## start Data to process

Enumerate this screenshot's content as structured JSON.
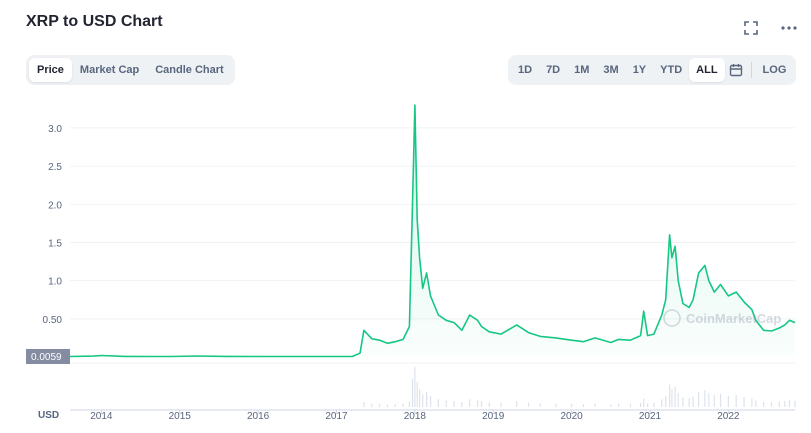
{
  "header": {
    "title": "XRP to USD Chart"
  },
  "icons": {
    "expand": "expand-icon",
    "more": "more-icon",
    "calendar": "calendar-icon"
  },
  "tabs": [
    {
      "label": "Price",
      "active": true
    },
    {
      "label": "Market Cap",
      "active": false
    },
    {
      "label": "Candle Chart",
      "active": false
    }
  ],
  "ranges": [
    {
      "label": "1D",
      "active": false
    },
    {
      "label": "7D",
      "active": false
    },
    {
      "label": "1M",
      "active": false
    },
    {
      "label": "3M",
      "active": false
    },
    {
      "label": "1Y",
      "active": false
    },
    {
      "label": "YTD",
      "active": false
    },
    {
      "label": "ALL",
      "active": true
    }
  ],
  "log_label": "LOG",
  "colors": {
    "line": "#16c784",
    "area": "#16c784",
    "grid": "#eff2f5",
    "price_tag": "#858ca2",
    "text_muted": "#58667e"
  },
  "chart_data": {
    "type": "area",
    "watermark": "CoinMarketCap",
    "currency_label": "USD",
    "current_price_label": "0.0059",
    "y_tick_labels": [
      "0.50",
      "1.0",
      "1.5",
      "2.0",
      "2.5",
      "3.0"
    ],
    "y_tick_values": [
      0.5,
      1.0,
      1.5,
      2.0,
      2.5,
      3.0
    ],
    "x_tick_labels": [
      "2014",
      "2015",
      "2016",
      "2017",
      "2018",
      "2019",
      "2020",
      "2021",
      "2022"
    ],
    "x_tick_values": [
      2014,
      2015,
      2016,
      2017,
      2018,
      2019,
      2020,
      2021,
      2022
    ],
    "xlim": [
      2013.6,
      2022.85
    ],
    "ylim": [
      0,
      3.3
    ],
    "series": [
      {
        "x": [
          2013.6,
          2013.9,
          2014.0,
          2014.3,
          2014.6,
          2014.9,
          2015.2,
          2015.6,
          2016.0,
          2016.5,
          2017.0,
          2017.2,
          2017.3,
          2017.35,
          2017.45,
          2017.55,
          2017.65,
          2017.75,
          2017.85,
          2017.93,
          2017.97,
          2018.0,
          2018.03,
          2018.06,
          2018.1,
          2018.15,
          2018.2,
          2018.3,
          2018.4,
          2018.5,
          2018.6,
          2018.7,
          2018.8,
          2018.85,
          2018.95,
          2019.1,
          2019.3,
          2019.45,
          2019.6,
          2019.8,
          2020.0,
          2020.15,
          2020.3,
          2020.5,
          2020.6,
          2020.75,
          2020.88,
          2020.92,
          2020.97,
          2021.05,
          2021.15,
          2021.2,
          2021.25,
          2021.28,
          2021.32,
          2021.36,
          2021.42,
          2021.5,
          2021.55,
          2021.62,
          2021.7,
          2021.75,
          2021.82,
          2021.9,
          2022.0,
          2022.1,
          2022.2,
          2022.3,
          2022.35,
          2022.45,
          2022.55,
          2022.65,
          2022.72,
          2022.78,
          2022.85
        ],
        "values": [
          0.006,
          0.012,
          0.02,
          0.008,
          0.006,
          0.006,
          0.013,
          0.008,
          0.006,
          0.006,
          0.006,
          0.006,
          0.05,
          0.35,
          0.24,
          0.22,
          0.18,
          0.2,
          0.23,
          0.4,
          2.0,
          3.3,
          1.8,
          1.3,
          0.9,
          1.1,
          0.8,
          0.55,
          0.48,
          0.45,
          0.35,
          0.55,
          0.48,
          0.4,
          0.33,
          0.3,
          0.42,
          0.32,
          0.27,
          0.25,
          0.22,
          0.2,
          0.25,
          0.19,
          0.23,
          0.22,
          0.28,
          0.6,
          0.28,
          0.3,
          0.55,
          0.75,
          1.6,
          1.3,
          1.45,
          1.0,
          0.7,
          0.65,
          0.75,
          1.1,
          1.2,
          1.0,
          0.85,
          0.95,
          0.8,
          0.85,
          0.72,
          0.62,
          0.48,
          0.35,
          0.34,
          0.38,
          0.42,
          0.48,
          0.45
        ]
      }
    ],
    "grid": true
  }
}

## end Data to process

## Exercise task
Without the pictures, copy the material exactly as given.

## The output
Enumerate this screenshot's content as structured JSON.
{
  "header": {
    "title": "XRP to USD Chart"
  },
  "icons": {
    "expand": "expand-icon",
    "more": "more-icon",
    "calendar": "calendar-icon"
  },
  "tabs": [
    {
      "label": "Price",
      "active": true
    },
    {
      "label": "Market Cap",
      "active": false
    },
    {
      "label": "Candle Chart",
      "active": false
    }
  ],
  "ranges": [
    {
      "label": "1D",
      "active": false
    },
    {
      "label": "7D",
      "active": false
    },
    {
      "label": "1M",
      "active": false
    },
    {
      "label": "3M",
      "active": false
    },
    {
      "label": "1Y",
      "active": false
    },
    {
      "label": "YTD",
      "active": false
    },
    {
      "label": "ALL",
      "active": true
    }
  ],
  "log_label": "LOG",
  "colors": {
    "line": "#16c784",
    "area": "#16c784",
    "grid": "#eff2f5",
    "price_tag": "#858ca2",
    "text_muted": "#58667e"
  },
  "chart_data": {
    "type": "area",
    "watermark": "CoinMarketCap",
    "currency_label": "USD",
    "current_price_label": "0.0059",
    "y_tick_labels": [
      "0.50",
      "1.0",
      "1.5",
      "2.0",
      "2.5",
      "3.0"
    ],
    "y_tick_values": [
      0.5,
      1.0,
      1.5,
      2.0,
      2.5,
      3.0
    ],
    "x_tick_labels": [
      "2014",
      "2015",
      "2016",
      "2017",
      "2018",
      "2019",
      "2020",
      "2021",
      "2022"
    ],
    "x_tick_values": [
      2014,
      2015,
      2016,
      2017,
      2018,
      2019,
      2020,
      2021,
      2022
    ],
    "xlim": [
      2013.6,
      2022.85
    ],
    "ylim": [
      0,
      3.3
    ],
    "series": [
      {
        "x": [
          2013.6,
          2013.9,
          2014.0,
          2014.3,
          2014.6,
          2014.9,
          2015.2,
          2015.6,
          2016.0,
          2016.5,
          2017.0,
          2017.2,
          2017.3,
          2017.35,
          2017.45,
          2017.55,
          2017.65,
          2017.75,
          2017.85,
          2017.93,
          2017.97,
          2018.0,
          2018.03,
          2018.06,
          2018.1,
          2018.15,
          2018.2,
          2018.3,
          2018.4,
          2018.5,
          2018.6,
          2018.7,
          2018.8,
          2018.85,
          2018.95,
          2019.1,
          2019.3,
          2019.45,
          2019.6,
          2019.8,
          2020.0,
          2020.15,
          2020.3,
          2020.5,
          2020.6,
          2020.75,
          2020.88,
          2020.92,
          2020.97,
          2021.05,
          2021.15,
          2021.2,
          2021.25,
          2021.28,
          2021.32,
          2021.36,
          2021.42,
          2021.5,
          2021.55,
          2021.62,
          2021.7,
          2021.75,
          2021.82,
          2021.9,
          2022.0,
          2022.1,
          2022.2,
          2022.3,
          2022.35,
          2022.45,
          2022.55,
          2022.65,
          2022.72,
          2022.78,
          2022.85
        ],
        "values": [
          0.006,
          0.012,
          0.02,
          0.008,
          0.006,
          0.006,
          0.013,
          0.008,
          0.006,
          0.006,
          0.006,
          0.006,
          0.05,
          0.35,
          0.24,
          0.22,
          0.18,
          0.2,
          0.23,
          0.4,
          2.0,
          3.3,
          1.8,
          1.3,
          0.9,
          1.1,
          0.8,
          0.55,
          0.48,
          0.45,
          0.35,
          0.55,
          0.48,
          0.4,
          0.33,
          0.3,
          0.42,
          0.32,
          0.27,
          0.25,
          0.22,
          0.2,
          0.25,
          0.19,
          0.23,
          0.22,
          0.28,
          0.6,
          0.28,
          0.3,
          0.55,
          0.75,
          1.6,
          1.3,
          1.45,
          1.0,
          0.7,
          0.65,
          0.75,
          1.1,
          1.2,
          1.0,
          0.85,
          0.95,
          0.8,
          0.85,
          0.72,
          0.62,
          0.48,
          0.35,
          0.34,
          0.38,
          0.42,
          0.48,
          0.45
        ]
      }
    ],
    "grid": true
  }
}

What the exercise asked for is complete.